* **AIM OF THE EXERCISE**: Reproduce all of the listing below without alteration.

* **MATERIAL FOR THE TASK**:

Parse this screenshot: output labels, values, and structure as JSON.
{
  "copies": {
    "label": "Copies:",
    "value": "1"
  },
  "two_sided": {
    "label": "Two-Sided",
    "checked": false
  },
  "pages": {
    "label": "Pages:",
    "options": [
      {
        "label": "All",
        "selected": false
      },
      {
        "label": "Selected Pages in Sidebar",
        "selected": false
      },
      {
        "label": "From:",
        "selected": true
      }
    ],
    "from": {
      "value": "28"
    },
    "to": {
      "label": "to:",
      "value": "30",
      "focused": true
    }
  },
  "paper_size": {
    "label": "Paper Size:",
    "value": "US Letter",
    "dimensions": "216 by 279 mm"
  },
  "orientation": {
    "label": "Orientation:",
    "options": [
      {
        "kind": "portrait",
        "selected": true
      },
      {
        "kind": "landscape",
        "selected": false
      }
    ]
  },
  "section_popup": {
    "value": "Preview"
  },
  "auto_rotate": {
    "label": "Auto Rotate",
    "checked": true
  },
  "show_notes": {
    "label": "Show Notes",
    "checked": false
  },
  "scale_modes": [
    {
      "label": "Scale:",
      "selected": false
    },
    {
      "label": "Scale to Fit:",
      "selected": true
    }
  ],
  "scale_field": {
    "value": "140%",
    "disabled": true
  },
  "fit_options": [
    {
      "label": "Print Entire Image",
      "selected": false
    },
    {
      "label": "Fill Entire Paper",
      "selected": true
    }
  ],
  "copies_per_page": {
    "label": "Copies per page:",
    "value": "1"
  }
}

* **FULL OUTPUT**:
Parse this screenshot: output labels, values, and structure as JSON.
{
  "copies": {
    "label": "Copies:",
    "value": "1"
  },
  "two_sided": {
    "label": "Two-Sided",
    "checked": false
  },
  "pages": {
    "label": "Pages:",
    "options": [
      {
        "label": "All",
        "selected": false
      },
      {
        "label": "Selected Pages in Sidebar",
        "selected": false
      },
      {
        "label": "From:",
        "selected": true
      }
    ],
    "from": {
      "value": "28"
    },
    "to": {
      "label": "to:",
      "value": "30",
      "focused": true
    }
  },
  "paper_size": {
    "label": "Paper Size:",
    "value": "US Letter",
    "dimensions": "216 by 279 mm"
  },
  "orientation": {
    "label": "Orientation:",
    "options": [
      {
        "kind": "portrait",
        "selected": true
      },
      {
        "kind": "landscape",
        "selected": false
      }
    ]
  },
  "section_popup": {
    "value": "Preview"
  },
  "auto_rotate": {
    "label": "Auto Rotate",
    "checked": true
  },
  "show_notes": {
    "label": "Show Notes",
    "checked": false
  },
  "scale_modes": [
    {
      "label": "Scale:",
      "selected": false
    },
    {
      "label": "Scale to Fit:",
      "selected": true
    }
  ],
  "scale_field": {
    "value": "140%",
    "disabled": true
  },
  "fit_options": [
    {
      "label": "Print Entire Image",
      "selected": false
    },
    {
      "label": "Fill Entire Paper",
      "selected": true
    }
  ],
  "copies_per_page": {
    "label": "Copies per page:",
    "value": "1"
  }
}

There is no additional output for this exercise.